# [PROBLEM DESCRIPTION]
Give back the entire listing verbatim.

☆ ☆ ☆

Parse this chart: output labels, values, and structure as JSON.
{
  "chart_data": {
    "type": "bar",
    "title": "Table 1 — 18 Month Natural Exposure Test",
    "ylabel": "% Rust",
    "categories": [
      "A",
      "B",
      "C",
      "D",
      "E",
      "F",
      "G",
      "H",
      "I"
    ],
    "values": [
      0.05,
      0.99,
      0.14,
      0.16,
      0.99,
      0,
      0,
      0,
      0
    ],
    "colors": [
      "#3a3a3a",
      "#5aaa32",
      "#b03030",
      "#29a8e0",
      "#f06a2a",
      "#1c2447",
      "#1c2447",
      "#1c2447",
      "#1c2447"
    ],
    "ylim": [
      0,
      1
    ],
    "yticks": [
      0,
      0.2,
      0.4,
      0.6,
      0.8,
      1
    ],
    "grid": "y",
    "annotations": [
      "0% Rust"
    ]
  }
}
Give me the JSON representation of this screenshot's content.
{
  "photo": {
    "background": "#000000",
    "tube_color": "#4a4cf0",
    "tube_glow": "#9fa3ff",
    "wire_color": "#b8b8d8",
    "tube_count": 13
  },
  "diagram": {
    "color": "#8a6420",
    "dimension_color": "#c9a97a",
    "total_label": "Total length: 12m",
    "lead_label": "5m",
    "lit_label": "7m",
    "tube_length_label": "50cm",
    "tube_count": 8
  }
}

☆ ☆ ☆

# [FINISHED ANSWER]
Parse this chart: output labels, values, and structure as JSON.
{
  "chart_data": {
    "type": "bar",
    "title": "Table 1 — 18 Month Natural Exposure Test",
    "ylabel": "% Rust",
    "categories": [
      "A",
      "B",
      "C",
      "D",
      "E",
      "F",
      "G",
      "H",
      "I"
    ],
    "values": [
      0.05,
      0.99,
      0.14,
      0.16,
      0.99,
      0,
      0,
      0,
      0
    ],
    "colors": [
      "#3a3a3a",
      "#5aaa32",
      "#b03030",
      "#29a8e0",
      "#f06a2a",
      "#1c2447",
      "#1c2447",
      "#1c2447",
      "#1c2447"
    ],
    "ylim": [
      0,
      1
    ],
    "yticks": [
      0,
      0.2,
      0.4,
      0.6,
      0.8,
      1
    ],
    "grid": "y",
    "annotations": [
      "0% Rust"
    ]
  }
}
Give me the JSON representation of this screenshot's content.
{
  "photo": {
    "background": "#000000",
    "tube_color": "#4a4cf0",
    "tube_glow": "#9fa3ff",
    "wire_color": "#b8b8d8",
    "tube_count": 13
  },
  "diagram": {
    "color": "#8a6420",
    "dimension_color": "#c9a97a",
    "total_label": "Total length: 12m",
    "lead_label": "5m",
    "lit_label": "7m",
    "tube_length_label": "50cm",
    "tube_count": 8
  }
}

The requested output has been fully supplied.